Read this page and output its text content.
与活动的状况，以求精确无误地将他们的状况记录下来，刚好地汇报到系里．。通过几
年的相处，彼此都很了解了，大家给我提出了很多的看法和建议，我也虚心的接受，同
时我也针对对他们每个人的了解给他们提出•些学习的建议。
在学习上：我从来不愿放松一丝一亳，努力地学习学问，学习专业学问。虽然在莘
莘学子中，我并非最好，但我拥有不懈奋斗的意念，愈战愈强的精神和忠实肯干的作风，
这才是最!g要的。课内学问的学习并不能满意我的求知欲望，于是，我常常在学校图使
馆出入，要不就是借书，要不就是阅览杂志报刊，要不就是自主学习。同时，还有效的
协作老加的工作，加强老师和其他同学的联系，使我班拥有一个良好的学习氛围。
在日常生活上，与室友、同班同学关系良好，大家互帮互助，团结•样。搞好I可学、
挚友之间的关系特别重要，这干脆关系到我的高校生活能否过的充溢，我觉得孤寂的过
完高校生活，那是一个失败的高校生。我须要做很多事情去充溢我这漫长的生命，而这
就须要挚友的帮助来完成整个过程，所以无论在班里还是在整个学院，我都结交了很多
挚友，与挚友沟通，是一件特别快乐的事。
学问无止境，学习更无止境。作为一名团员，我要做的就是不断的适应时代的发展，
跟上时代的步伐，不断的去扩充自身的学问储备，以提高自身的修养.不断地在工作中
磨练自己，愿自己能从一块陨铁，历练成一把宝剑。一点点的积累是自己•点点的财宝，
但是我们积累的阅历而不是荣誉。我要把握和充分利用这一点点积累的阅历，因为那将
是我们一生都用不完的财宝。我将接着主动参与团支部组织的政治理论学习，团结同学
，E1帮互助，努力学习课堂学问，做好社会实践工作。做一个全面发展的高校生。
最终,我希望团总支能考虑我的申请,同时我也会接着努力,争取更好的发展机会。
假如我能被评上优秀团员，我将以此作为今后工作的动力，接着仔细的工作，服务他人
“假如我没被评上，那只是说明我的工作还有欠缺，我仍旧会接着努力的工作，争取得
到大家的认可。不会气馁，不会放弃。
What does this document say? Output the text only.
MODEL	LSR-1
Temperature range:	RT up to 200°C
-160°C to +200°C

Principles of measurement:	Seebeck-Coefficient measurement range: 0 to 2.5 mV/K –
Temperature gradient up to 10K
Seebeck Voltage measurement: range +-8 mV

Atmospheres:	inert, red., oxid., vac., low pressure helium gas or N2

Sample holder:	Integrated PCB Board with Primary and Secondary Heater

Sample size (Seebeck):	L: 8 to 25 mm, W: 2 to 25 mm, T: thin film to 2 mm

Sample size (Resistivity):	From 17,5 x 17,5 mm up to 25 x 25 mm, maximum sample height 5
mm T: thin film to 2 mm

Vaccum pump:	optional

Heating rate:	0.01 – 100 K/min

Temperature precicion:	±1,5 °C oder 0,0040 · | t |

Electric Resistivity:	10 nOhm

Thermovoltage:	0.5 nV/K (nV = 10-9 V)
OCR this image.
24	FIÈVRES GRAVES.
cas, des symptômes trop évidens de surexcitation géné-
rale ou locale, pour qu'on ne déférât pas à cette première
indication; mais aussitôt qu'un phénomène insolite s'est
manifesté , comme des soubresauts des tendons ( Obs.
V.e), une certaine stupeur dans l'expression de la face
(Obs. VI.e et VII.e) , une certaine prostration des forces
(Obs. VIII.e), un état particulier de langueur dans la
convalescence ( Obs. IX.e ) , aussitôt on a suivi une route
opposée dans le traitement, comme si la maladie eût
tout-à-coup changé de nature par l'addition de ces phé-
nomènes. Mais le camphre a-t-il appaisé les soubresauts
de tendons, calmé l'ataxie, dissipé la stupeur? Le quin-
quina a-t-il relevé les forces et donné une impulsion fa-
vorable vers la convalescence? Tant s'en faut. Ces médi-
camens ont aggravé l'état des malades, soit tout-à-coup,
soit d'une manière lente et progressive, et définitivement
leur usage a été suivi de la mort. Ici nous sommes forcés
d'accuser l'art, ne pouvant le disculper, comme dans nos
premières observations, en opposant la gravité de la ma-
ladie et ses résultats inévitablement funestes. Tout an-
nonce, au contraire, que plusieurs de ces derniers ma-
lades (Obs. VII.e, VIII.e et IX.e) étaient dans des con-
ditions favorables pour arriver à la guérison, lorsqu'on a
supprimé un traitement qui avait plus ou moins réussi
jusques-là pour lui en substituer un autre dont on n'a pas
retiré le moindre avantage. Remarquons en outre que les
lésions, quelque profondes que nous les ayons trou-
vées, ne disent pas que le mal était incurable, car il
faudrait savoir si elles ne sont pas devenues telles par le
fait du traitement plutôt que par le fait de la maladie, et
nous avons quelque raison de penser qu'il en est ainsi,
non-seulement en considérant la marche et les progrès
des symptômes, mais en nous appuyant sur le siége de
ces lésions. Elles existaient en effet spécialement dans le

________________________________________

**WHAT THE TASK REQUIRES:** Write out the full listing exactly as given.

**RESPONSE BELOW:**
Read this page and output its text content.
与活动的状况，以求精确无误地将他们的状况记录下来，刚好地汇报到系里．。通过几
年的相处，彼此都很了解了，大家给我提出了很多的看法和建议，我也虚心的接受，同
时我也针对对他们每个人的了解给他们提出•些学习的建议。
在学习上：我从来不愿放松一丝一亳，努力地学习学问，学习专业学问。虽然在莘
莘学子中，我并非最好，但我拥有不懈奋斗的意念，愈战愈强的精神和忠实肯干的作风，
这才是最!g要的。课内学问的学习并不能满意我的求知欲望，于是，我常常在学校图使
馆出入，要不就是借书，要不就是阅览杂志报刊，要不就是自主学习。同时，还有效的
协作老加的工作，加强老师和其他同学的联系，使我班拥有一个良好的学习氛围。
在日常生活上，与室友、同班同学关系良好，大家互帮互助，团结•样。搞好I可学、
挚友之间的关系特别重要，这干脆关系到我的高校生活能否过的充溢，我觉得孤寂的过
完高校生活，那是一个失败的高校生。我须要做很多事情去充溢我这漫长的生命，而这
就须要挚友的帮助来完成整个过程，所以无论在班里还是在整个学院，我都结交了很多
挚友，与挚友沟通，是一件特别快乐的事。
学问无止境，学习更无止境。作为一名团员，我要做的就是不断的适应时代的发展，
跟上时代的步伐，不断的去扩充自身的学问储备，以提高自身的修养.不断地在工作中
磨练自己，愿自己能从一块陨铁，历练成一把宝剑。一点点的积累是自己•点点的财宝，
但是我们积累的阅历而不是荣誉。我要把握和充分利用这一点点积累的阅历，因为那将
是我们一生都用不完的财宝。我将接着主动参与团支部组织的政治理论学习，团结同学
，E1帮互助，努力学习课堂学问，做好社会实践工作。做一个全面发展的高校生。
最终,我希望团总支能考虑我的申请,同时我也会接着努力,争取更好的发展机会。
假如我能被评上优秀团员，我将以此作为今后工作的动力，接着仔细的工作，服务他人
“假如我没被评上，那只是说明我的工作还有欠缺，我仍旧会接着努力的工作，争取得
到大家的认可。不会气馁，不会放弃。
What does this document say? Output the text only.
MODEL	LSR-1
Temperature range:	RT up to 200°C
-160°C to +200°C

Principles of measurement:	Seebeck-Coefficient measurement range: 0 to 2.5 mV/K –
Temperature gradient up to 10K
Seebeck Voltage measurement: range +-8 mV

Atmospheres:	inert, red., oxid., vac., low pressure helium gas or N2

Sample holder:	Integrated PCB Board with Primary and Secondary Heater

Sample size (Seebeck):	L: 8 to 25 mm, W: 2 to 25 mm, T: thin film to 2 mm

Sample size (Resistivity):	From 17,5 x 17,5 mm up to 25 x 25 mm, maximum sample height 5
mm T: thin film to 2 mm

Vaccum pump:	optional

Heating rate:	0.01 – 100 K/min

Temperature precicion:	±1,5 °C oder 0,0040 · | t |

Electric Resistivity:	10 nOhm

Thermovoltage:	0.5 nV/K (nV = 10-9 V)
OCR this image.
24	FIÈVRES GRAVES.
cas, des symptômes trop évidens de surexcitation géné-
rale ou locale, pour qu'on ne déférât pas à cette première
indication; mais aussitôt qu'un phénomène insolite s'est
manifesté , comme des soubresauts des tendons ( Obs.
V.e), une certaine stupeur dans l'expression de la face
(Obs. VI.e et VII.e) , une certaine prostration des forces
(Obs. VIII.e), un état particulier de langueur dans la
convalescence ( Obs. IX.e ) , aussitôt on a suivi une route
opposée dans le traitement, comme si la maladie eût
tout-à-coup changé de nature par l'addition de ces phé-
nomènes. Mais le camphre a-t-il appaisé les soubresauts
de tendons, calmé l'ataxie, dissipé la stupeur? Le quin-
quina a-t-il relevé les forces et donné une impulsion fa-
vorable vers la convalescence? Tant s'en faut. Ces médi-
camens ont aggravé l'état des malades, soit tout-à-coup,
soit d'une manière lente et progressive, et définitivement
leur usage a été suivi de la mort. Ici nous sommes forcés
d'accuser l'art, ne pouvant le disculper, comme dans nos
premières observations, en opposant la gravité de la ma-
ladie et ses résultats inévitablement funestes. Tout an-
nonce, au contraire, que plusieurs de ces derniers ma-
lades (Obs. VII.e, VIII.e et IX.e) étaient dans des con-
ditions favorables pour arriver à la guérison, lorsqu'on a
supprimé un traitement qui avait plus ou moins réussi
jusques-là pour lui en substituer un autre dont on n'a pas
retiré le moindre avantage. Remarquons en outre que les
lésions, quelque profondes que nous les ayons trou-
vées, ne disent pas que le mal était incurable, car il
faudrait savoir si elles ne sont pas devenues telles par le
fait du traitement plutôt que par le fait de la maladie, et
nous avons quelque raison de penser qu'il en est ainsi,
non-seulement en considérant la marche et les progrès
des symptômes, mais en nous appuyant sur le siége de
ces lésions. Elles existaient en effet spécialement dans le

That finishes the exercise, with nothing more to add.